[start RECORDS FOR THIS TASK]
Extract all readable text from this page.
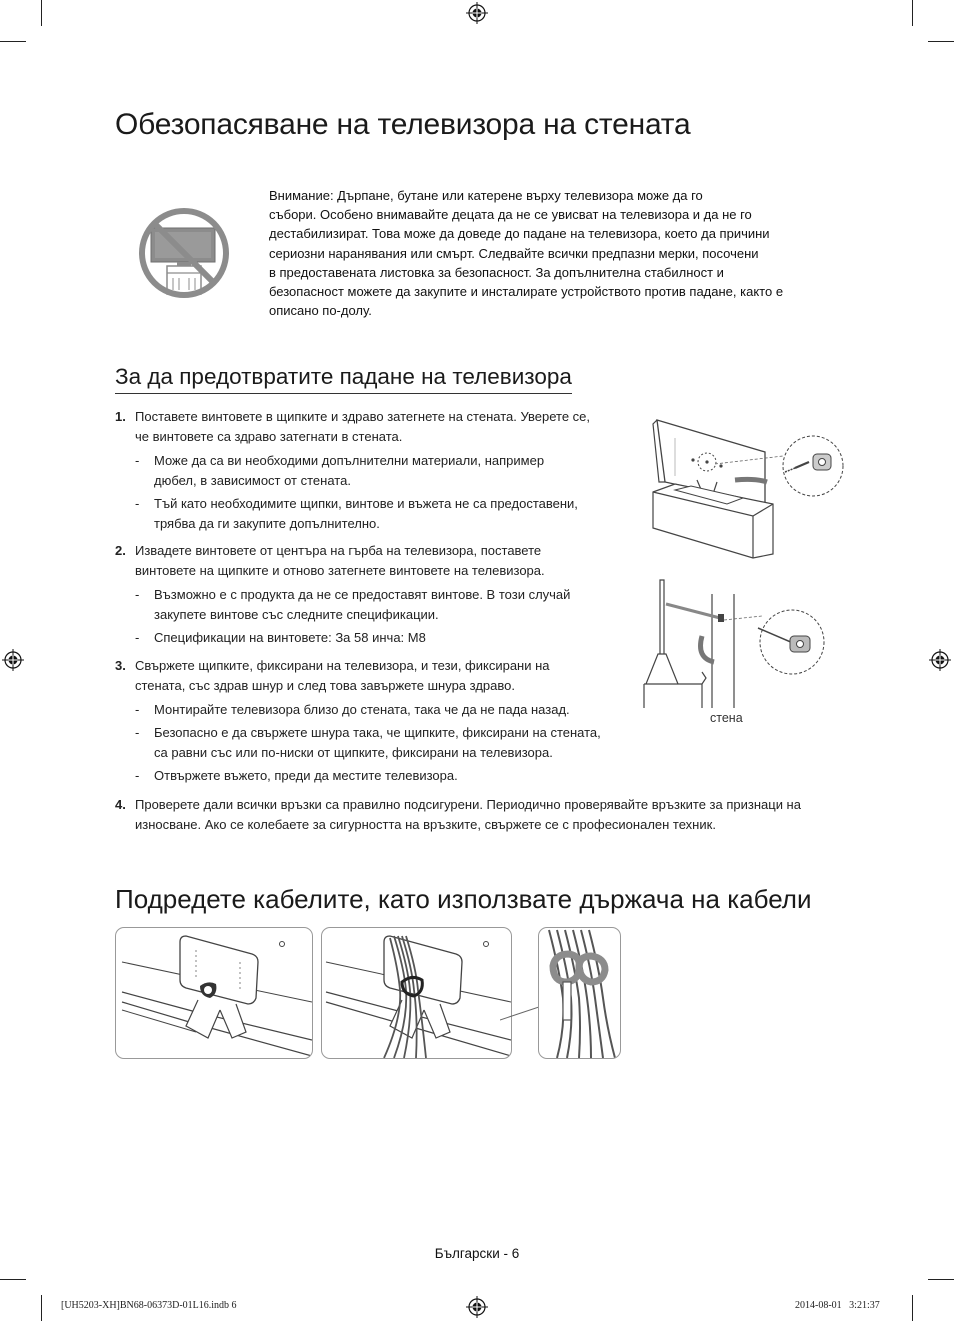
Обезопасяване на телевизора на стената
Внимание: Дърпане, бутане или катерене върху телевизора може да го
събори. Особено внимавайте децата да не се увисват на телевизора и да не го
дестабилизират. Това може да доведе до падане на телевизора, което да причини
сериозни наранявания или смърт. Следвайте всички предпазни мерки, посочени
в предоставената листовка за безопасност. За допълнителна стабилност и
безопасност можете да закупите и инсталирате устройството против падане, както е
описано по-долу.
За да предотвратите падане на телевизора
1. Поставете винтовете в щипките и здраво затегнете на стената. Уверете се,
че винтовете са здраво затегнати в стената.
- Може да са ви необходими допълнителни материали, например
дюбел, в зависимост от стената.
- Тъй като необходимите щипки, винтове и въжета не са предоставени,
трябва да ги закупите допълнително.
2. Извадете винтовете от центъра на гърба на телевизора, поставете
винтовете на щипките и отново затегнете винтовете на телевизора.
- Възможно е с продукта да не се предоставят винтове. В този случай
закупете винтове със следните спецификации.
- Спецификации на винтовете: За 58 инча: M8
3. Свържете щипките, фиксирани на телевизора, и тези, фиксирани на
стената, със здрав шнур и след това завържете шнура здраво.
- Монтирайте телевизора близо до стената, така че да не пада назад.
- Безопасно е да свържете шнура така, че щипките, фиксирани на стената,
са равни със или по-ниски от щипките, фиксирани на телевизора.
- Отвържете въжето, преди да местите телевизора.
4. Проверете дали всички връзки са правилно подсигурени. Периодично проверявайте връзките за признаци на
износване. Ако се колебаете за сигурността на връзките, свържете се с професионален техник.
стена
Подредете кабелите, като използвате държача на кабели
Български - 6
[UH5203-XH]BN68-06373D-01L16.indb 6	2014-08-01   3:21:37
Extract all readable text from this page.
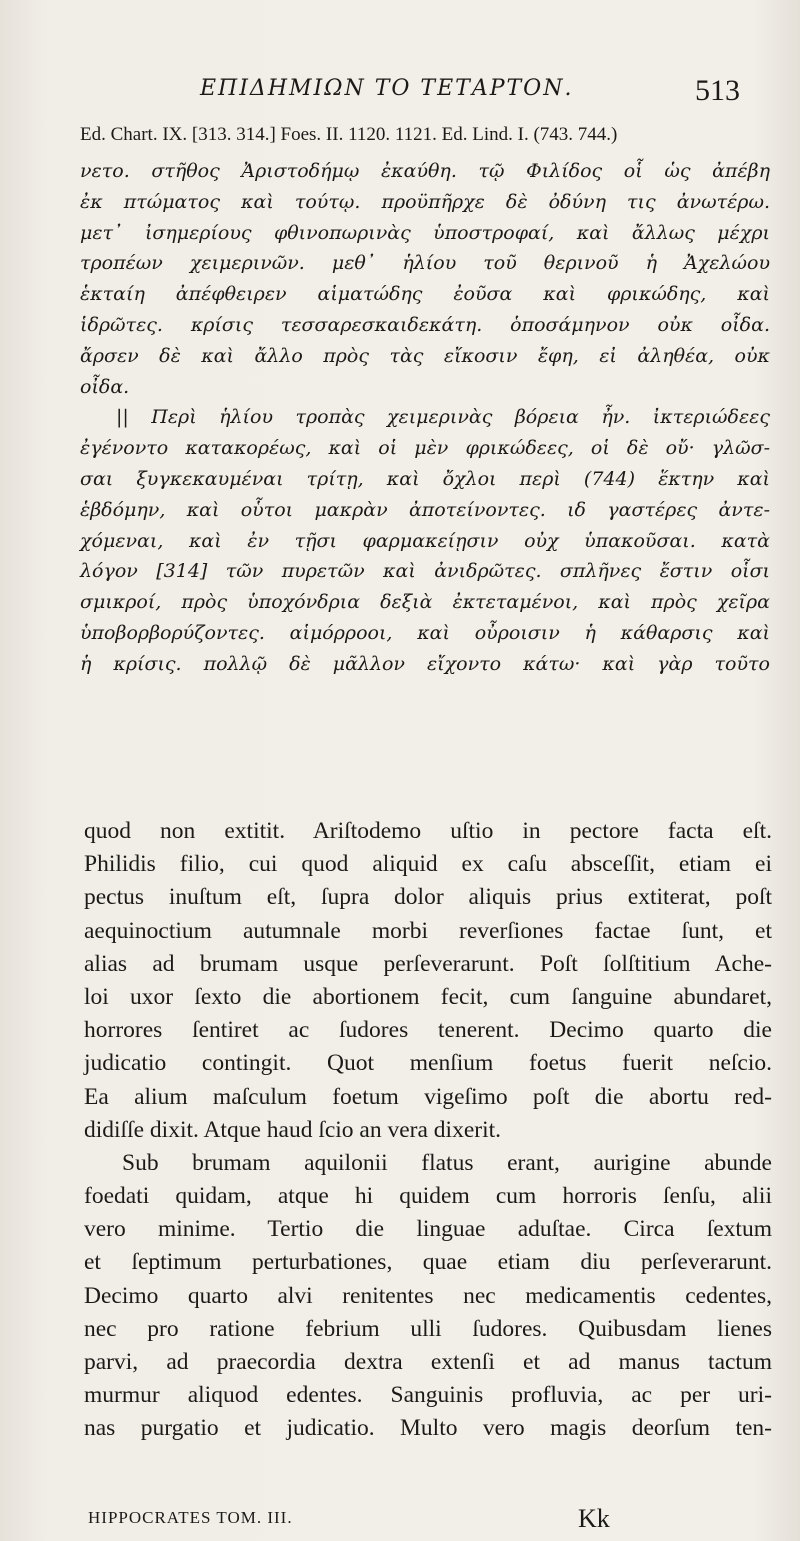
ΕΠΙΔΗΜΙΩΝ ΤΟ ΤΕΤΑΡΤΟΝ.	513
Ed. Chart. IX. [313. 314.] Foes. II. 1120. 1121. Ed. Lind. I. (743. 744.)
νετο. στῆθος Ἀριστοδήμῳ ἐκαύθη. τῷ Φιλίδος οἷ ὡς ἀπέβη
ἐκ πτώματος καὶ τούτῳ. προϋπῆρχε δὲ ὀδύνη τις ἀνωτέρω.
μετ᾽ ἰσημερίους φθινοπωρινὰς ὑποστροφαί, καὶ ἄλλως μέχρι
τροπέων χειμερινῶν. μεθ᾽ ἡλίου τοῦ θερινοῦ ἡ Ἀχελώου
ἑκταίη ἀπέφθειρεν αἱματώδης ἐοῦσα καὶ φρικώδης, καὶ
ἱδρῶτες. κρίσις τεσσαρεσκαιδεκάτη. ὁποσάμηνον οὐκ οἶδα.
ἄρσεν δὲ καὶ ἄλλο πρὸς τὰς εἴκοσιν ἔφη, εἰ ἀληθέα, οὐκ
οἶδα.
|| Περὶ ἡλίου τροπὰς χειμερινὰς βόρεια ἦν. ἰκτεριώδεες
ἐγένοντο κατακορέως, καὶ οἱ μὲν φρικώδεες, οἱ δὲ οὔ· γλῶσ-
σαι ξυγκεκαυμέναι τρίτῃ, καὶ ὄχλοι περὶ (744) ἕκτην καὶ
ἑβδόμην, καὶ οὗτοι μακρὰν ἀποτείνοντες. ιδ γαστέρες ἀντε-
χόμεναι, καὶ ἐν τῇσι φαρμακείῃσιν οὐχ ὑπακοῦσαι. κατὰ
λόγον [314] τῶν πυρετῶν καὶ ἀνιδρῶτες. σπλῆνες ἔστιν οἷσι
σμικροί, πρὸς ὑποχόνδρια δεξιὰ ἐκτεταμένοι, καὶ πρὸς χεῖρα
ὑποβορβορύζοντες. αἱμόρροοι, καὶ οὖροισιν ἡ κάθαρσις καὶ
ἡ κρίσις. πολλῷ δὲ μᾶλλον εἴχοντο κάτω· καὶ γὰρ τοῦτο
quod non extitit. Ariſtodemo uſtio in pectore facta eſt.
Philidis filio, cui quod aliquid ex caſu absceſſit, etiam ei
pectus inuſtum eſt, ſupra dolor aliquis prius extiterat, poſt
aequinoctium autumnale morbi reverſiones factae ſunt, et
alias ad brumam usque perſeverarunt. Poſt ſolſtitium Ache-
loi uxor ſexto die abortionem fecit, cum ſanguine abundaret,
horrores ſentiret ac ſudores tenerent. Decimo quarto die
judicatio contingit. Quot menſium foetus fuerit neſcio.
Ea alium maſculum foetum vigeſimo poſt die abortu red-
didiſſe dixit. Atque haud ſcio an vera dixerit.
Sub brumam aquilonii flatus erant, aurigine abunde
foedati quidam, atque hi quidem cum horroris ſenſu, alii
vero minime. Tertio die linguae aduſtae. Circa ſextum
et ſeptimum perturbationes, quae etiam diu perſeverarunt.
Decimo quarto alvi renitentes nec medicamentis cedentes,
nec pro ratione febrium ulli ſudores. Quibusdam lienes
parvi, ad praecordia dextra extenſi et ad manus tactum
murmur aliquod edentes. Sanguinis profluvia, ac per uri-
nas purgatio et judicatio. Multo vero magis deorſum ten-
HIPPOCRATES TOM. III.	Kk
[end RECORDS FOR THIS TASK]
Report back each line of the entries that holds the string "щипките".

RESPONSE:
1. Поставете винтовете в щипките и здраво затегнете на стената. Уверете се,
винтовете на щипките и отново затегнете винтовете на телевизора.
3. Свържете щипките, фиксирани на телевизора, и тези, фиксирани на
- Безопасно е да свържете шнура така, че щипките, фиксирани на стената,
са равни със или по-ниски от щипките, фиксирани на телевизора.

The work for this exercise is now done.